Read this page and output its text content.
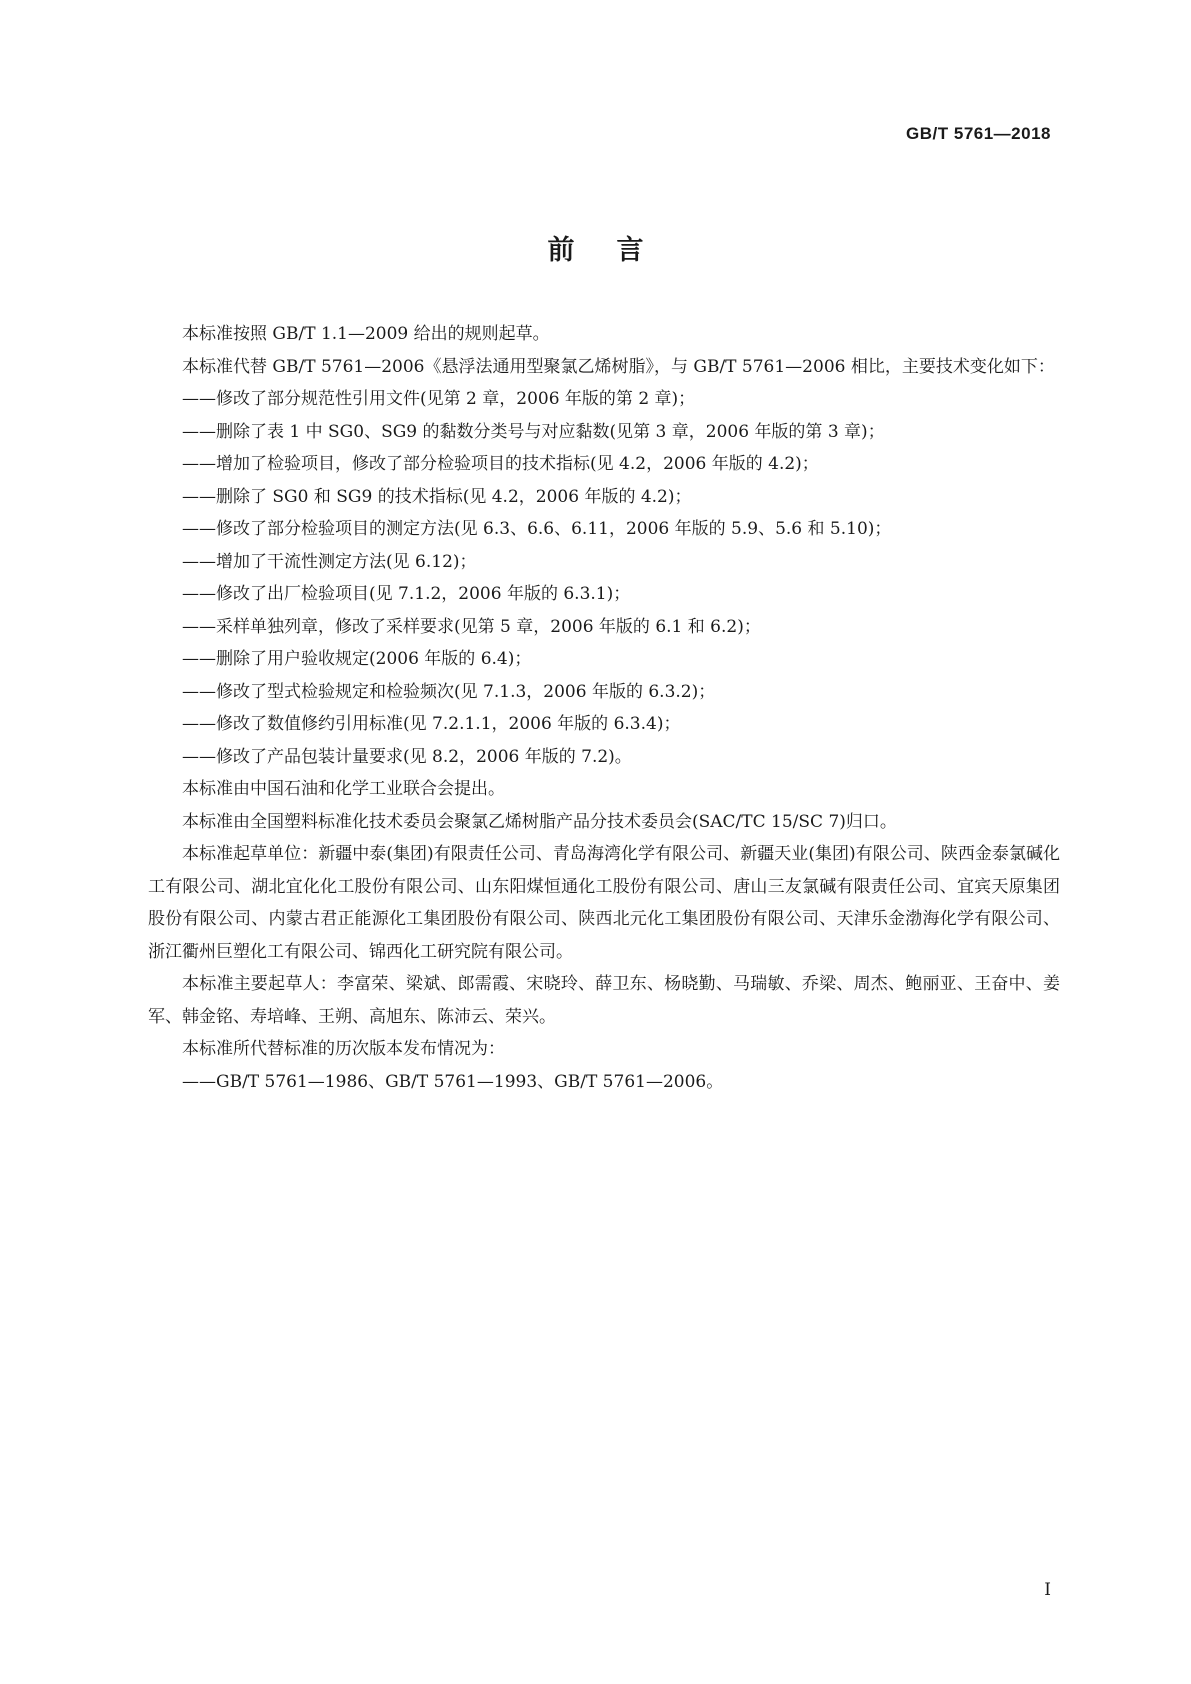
GB/T 5761—2018
前言

本标准按照 GB/T 1.1—2009 给出的规则起草。

本标准代替 GB/T 5761—2006《悬浮法通用型聚氯乙烯树脂》，与 GB/T 5761—2006 相比，主要技术变化如下：

——修改了部分规范性引用文件(见第 2 章，2006 年版的第 2 章)；

——删除了表 1 中 SG0、SG9 的黏数分类号与对应黏数(见第 3 章，2006 年版的第 3 章)；

——增加了检验项目，修改了部分检验项目的技术指标(见 4.2，2006 年版的 4.2)；

——删除了 SG0 和 SG9 的技术指标(见 4.2，2006 年版的 4.2)；

——修改了部分检验项目的测定方法(见 6.3、6.6、6.11，2006 年版的 5.9、5.6 和 5.10)；

——增加了干流性测定方法(见 6.12)；

——修改了出厂检验项目(见 7.1.2，2006 年版的 6.3.1)；

——采样单独列章，修改了采样要求(见第 5 章，2006 年版的 6.1 和 6.2)；

——删除了用户验收规定(2006 年版的 6.4)；

——修改了型式检验规定和检验频次(见 7.1.3，2006 年版的 6.3.2)；

——修改了数值修约引用标准(见 7.2.1.1，2006 年版的 6.3.4)；

——修改了产品包装计量要求(见 8.2，2006 年版的 7.2)。

本标准由中国石油和化学工业联合会提出。

本标准由全国塑料标准化技术委员会聚氯乙烯树脂产品分技术委员会(SAC/TC 15/SC 7)归口。

本标准起草单位：新疆中泰(集团)有限责任公司、青岛海湾化学有限公司、新疆天业(集团)有限公司、陕西金泰氯碱化工有限公司、湖北宜化化工股份有限公司、山东阳煤恒通化工股份有限公司、唐山三友氯碱有限责任公司、宜宾天原集团股份有限公司、内蒙古君正能源化工集团股份有限公司、陕西北元化工集团股份有限公司、天津乐金渤海化学有限公司、浙江衢州巨塑化工有限公司、锦西化工研究院有限公司。

本标准主要起草人：李富荣、梁斌、郎需霞、宋晓玲、薛卫东、杨晓勤、马瑞敏、乔梁、周杰、鲍丽亚、王奋中、姜军、韩金铭、寿培峰、王朔、高旭东、陈沛云、荣兴。

本标准所代替标准的历次版本发布情况为：

——GB/T 5761—1986、GB/T 5761—1993、GB/T 5761—2006。

I
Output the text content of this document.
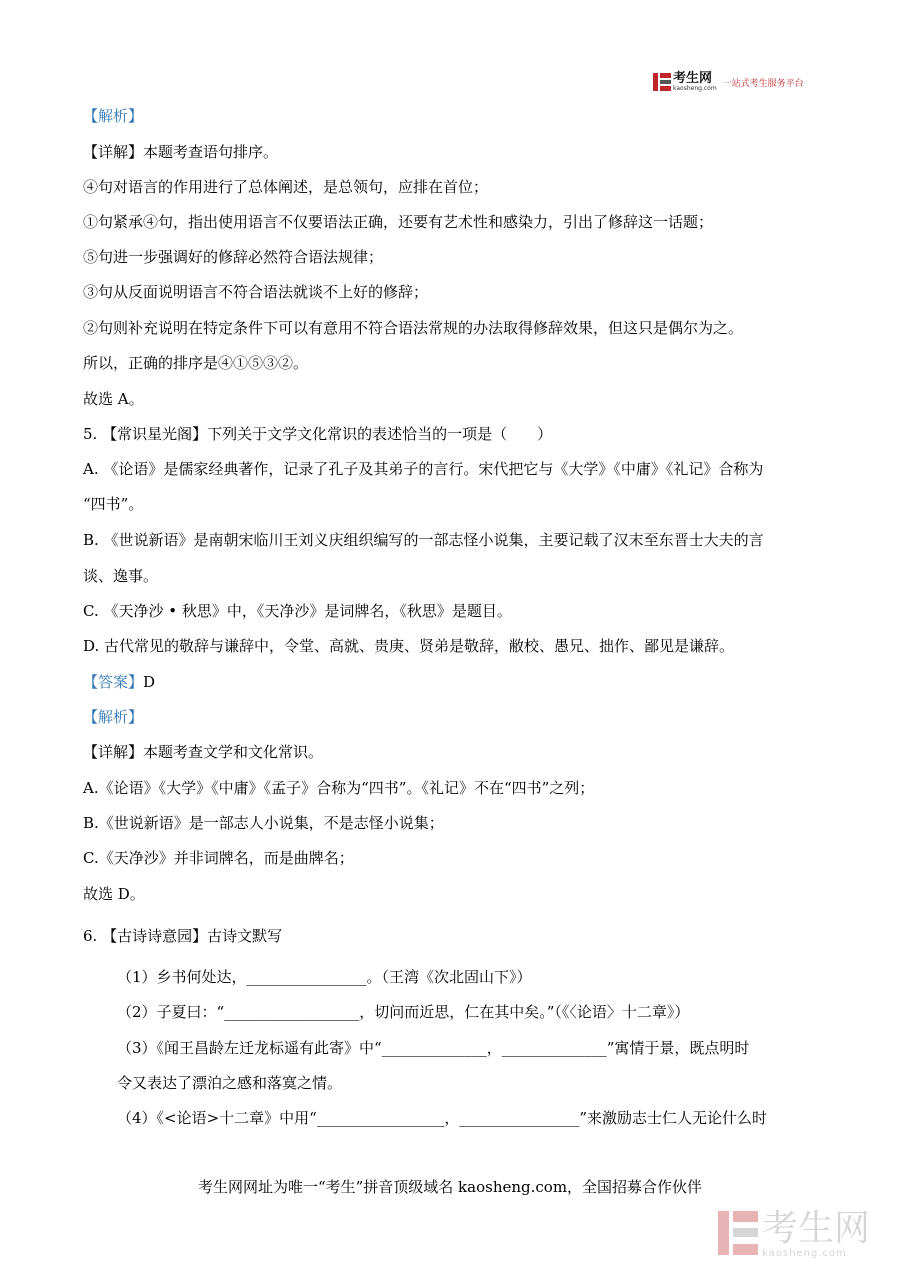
考生网
kaosheng.com 一站式考生服务平台
【解析】
【详解】本题考查语句排序。
④句对语言的作用进行了总体阐述，是总领句，应排在首位；
①句紧承④句，指出使用语言不仅要语法正确，还要有艺术性和感染力，引出了修辞这一话题；
⑤句进一步强调好的修辞必然符合语法规律；
③句从反面说明语言不符合语法就谈不上好的修辞；
②句则补充说明在特定条件下可以有意用不符合语法常规的办法取得修辞效果，但这只是偶尔为之。
所以，正确的排序是④①⑤③②。
故选 A。
5. 【常识星光阁】下列关于文学文化常识的表述恰当的一项是（　　）
A. 《论语》是儒家经典著作，记录了孔子及其弟子的言行。宋代把它与《大学》《中庸》《礼记》合称为
“四书”。
B. 《世说新语》是南朝宋临川王刘义庆组织编写的一部志怪小说集，主要记载了汉末至东晋士大夫的言
谈、逸事。
C. 《天净沙 • 秋思》中，《天净沙》是词牌名，《秋思》是题目。
D. 古代常见的敬辞与谦辞中，令堂、高就、贵庚、贤弟是敬辞，敝校、愚兄、拙作、鄙见是谦辞。
【答案】D
【解析】
【详解】本题考查文学和文化常识。
A.《论语》《大学》《中庸》《孟子》合称为“四书”。《礼记》不在“四书”之列；
B.《世说新语》是一部志人小说集，不是志怪小说集；
C.《天净沙》并非词牌名，而是曲牌名；
故选 D。
6. 【古诗诗意园】古诗文默写
（1）乡书何处达，________________。（王湾《次北固山下》）
（2）子夏曰：“__________________，切问而近思，仁在其中矣。”（《〈论语〉十二章》）
（3）《闻王昌龄左迁龙标遥有此寄》中“______________，______________”寓情于景，既点明时
令又表达了漂泊之感和落寞之情。
（4）《<论语>十二章》中用“_________________，________________”来激励志士仁人无论什么时
考生网网址为唯一“考生”拼音顶级域名 kaosheng.com，全国招募合作伙伴
考生网
kaosheng.com
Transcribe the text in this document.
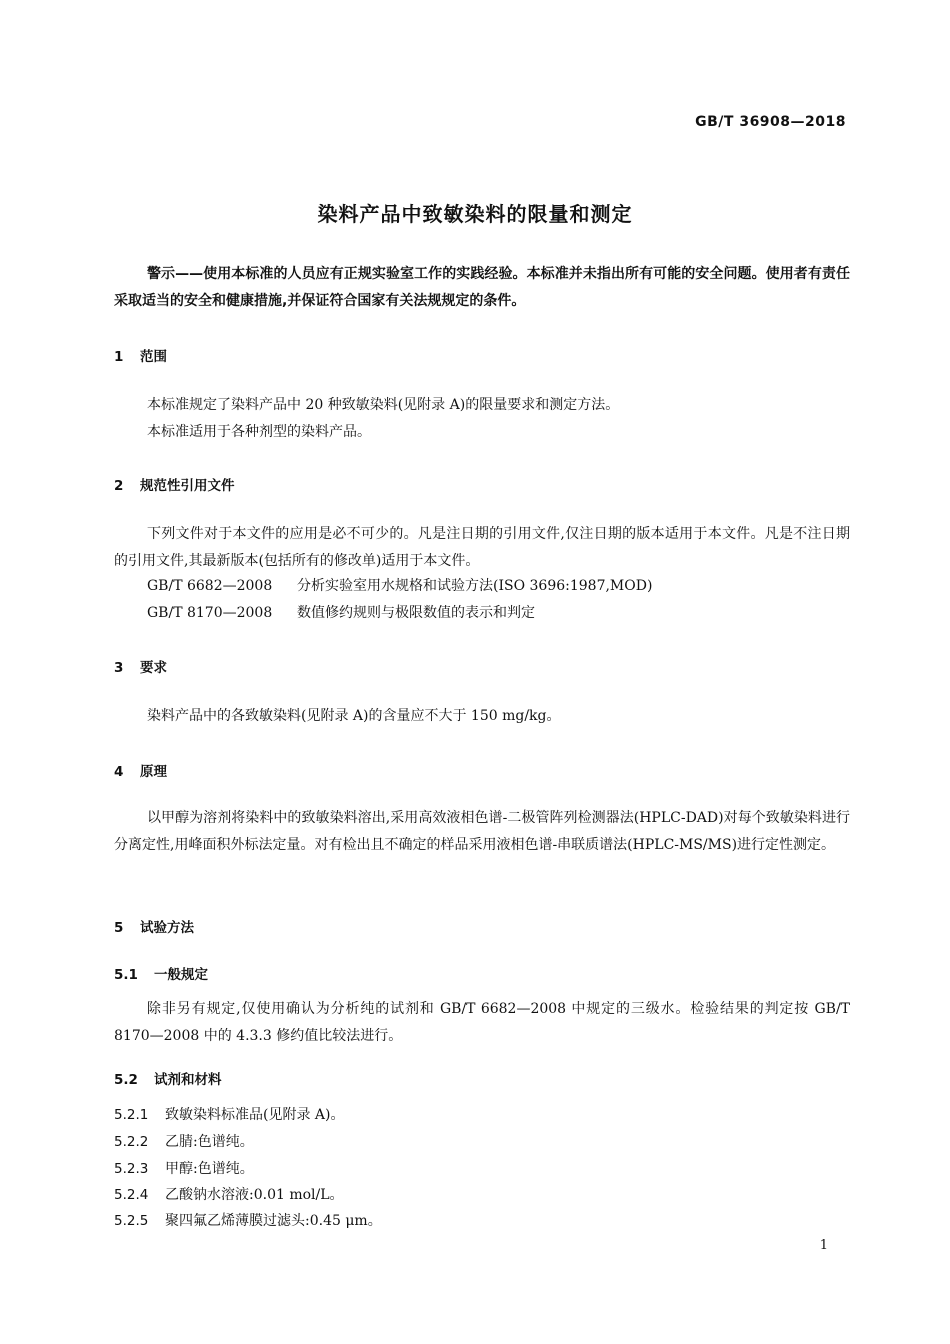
GB/T 36908—2018
染料产品中致敏染料的限量和测定
警示——使用本标准的人员应有正规实验室工作的实践经验。本标准并未指出所有可能的安全问题。使用者有责任采取适当的安全和健康措施,并保证符合国家有关法规规定的条件。
1 范围
本标准规定了染料产品中 20 种致敏染料(见附录 A)的限量要求和测定方法。
本标准适用于各种剂型的染料产品。
2 规范性引用文件
下列文件对于本文件的应用是必不可少的。凡是注日期的引用文件,仅注日期的版本适用于本文件。凡是不注日期的引用文件,其最新版本(包括所有的修改单)适用于本文件。
GB/T 6682—2008 分析实验室用水规格和试验方法(ISO 3696:1987,MOD)
GB/T 8170—2008 数值修约规则与极限数值的表示和判定
3 要求
染料产品中的各致敏染料(见附录 A)的含量应不大于 150 mg/kg。
4 原理
以甲醇为溶剂将染料中的致敏染料溶出,采用高效液相色谱-二极管阵列检测器法(HPLC-DAD)对每个致敏染料进行分离定性,用峰面积外标法定量。对有检出且不确定的样品采用液相色谱-串联质谱法(HPLC-MS/MS)进行定性测定。
5 试验方法
5.1 一般规定
除非另有规定,仅使用确认为分析纯的试剂和 GB/T 6682—2008 中规定的三级水。检验结果的判定按 GB/T 8170—2008 中的 4.3.3 修约值比较法进行。
5.2 试剂和材料
5.2.1 致敏染料标准品(见附录 A)。
5.2.2 乙腈:色谱纯。
5.2.3 甲醇:色谱纯。
5.2.4 乙酸钠水溶液:0.01 mol/L。
5.2.5 聚四氟乙烯薄膜过滤头:0.45 μm。
1
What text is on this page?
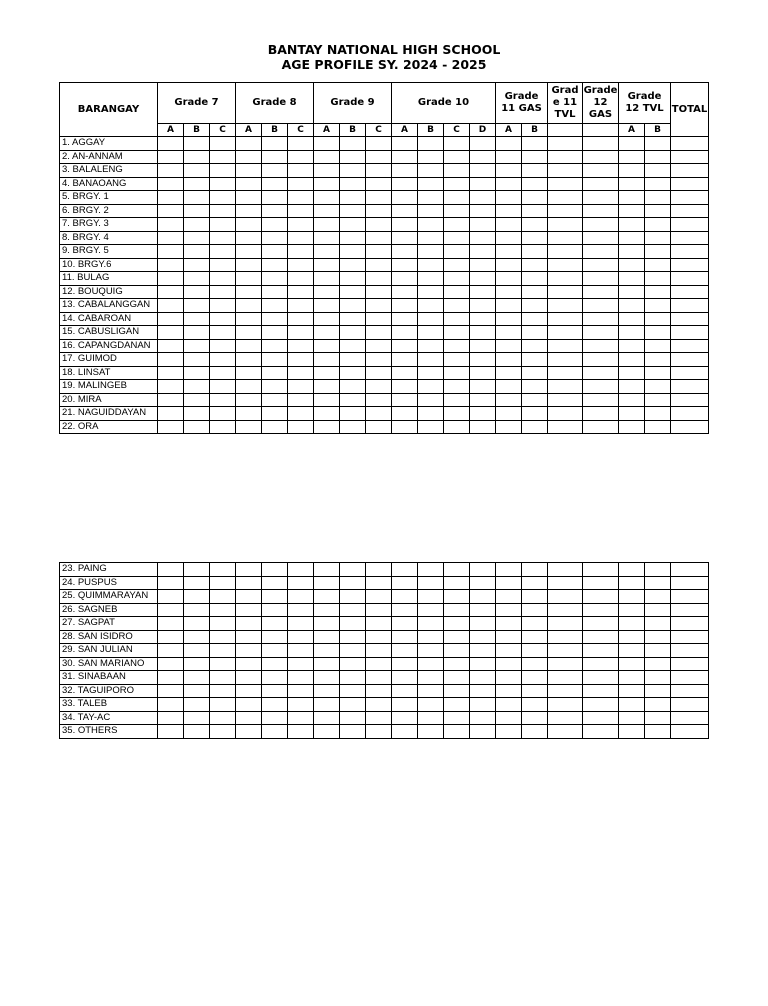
BANTAY NATIONAL HIGH SCHOOL
AGE PROFILE SY. 2024 - 2025
BARANGAY	Grade 7			Grade 8			Grade 9			Grade 10				Grade 11 GAS		Grad e 11 TVL	Grade 12 GAS	Grade 12 TVL		TOTAL
	A	B	C	A	B	C	A	B	C	A	B	C	D	A	B			A	B	
1. AGGAY																				
2. AN-ANNAM																				
3. BALALENG																				
4. BANAOANG																				
5. BRGY. 1																				
6. BRGY. 2																				
7. BRGY. 3																				
8. BRGY. 4																				
9. BRGY. 5																				
10. BRGY.6																				
11. BULAG																				
12. BOUQUIG																				
13. CABALANGGAN																				
14. CABAROAN																				
15. CABUSLIGAN																				
16. CAPANGDANAN																				
17. GUIMOD																				
18. LINSAT																				
19. MALINGEB																				
20. MIRA																				
21. NAGUIDDAYAN																				
22. ORA																				
23. PAING																				
24. PUSPUS																				
25. QUIMMARAYAN																				
26. SAGNEB																				
27. SAGPAT																				
28. SAN ISIDRO																				
29. SAN JULIAN																				
30. SAN MARIANO																				
31. SINABAAN																				
32. TAGUIPORO																				
33. TALEB																				
34. TAY-AC																				
35. OTHERS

******************************

→ **Goal of the exercise**
Find the lines containing "text" and pull them out.

→ **Complete output**
Read this page and output its text content.
Output the text content of this document.
Transcribe the text in this document.
What text is on this page?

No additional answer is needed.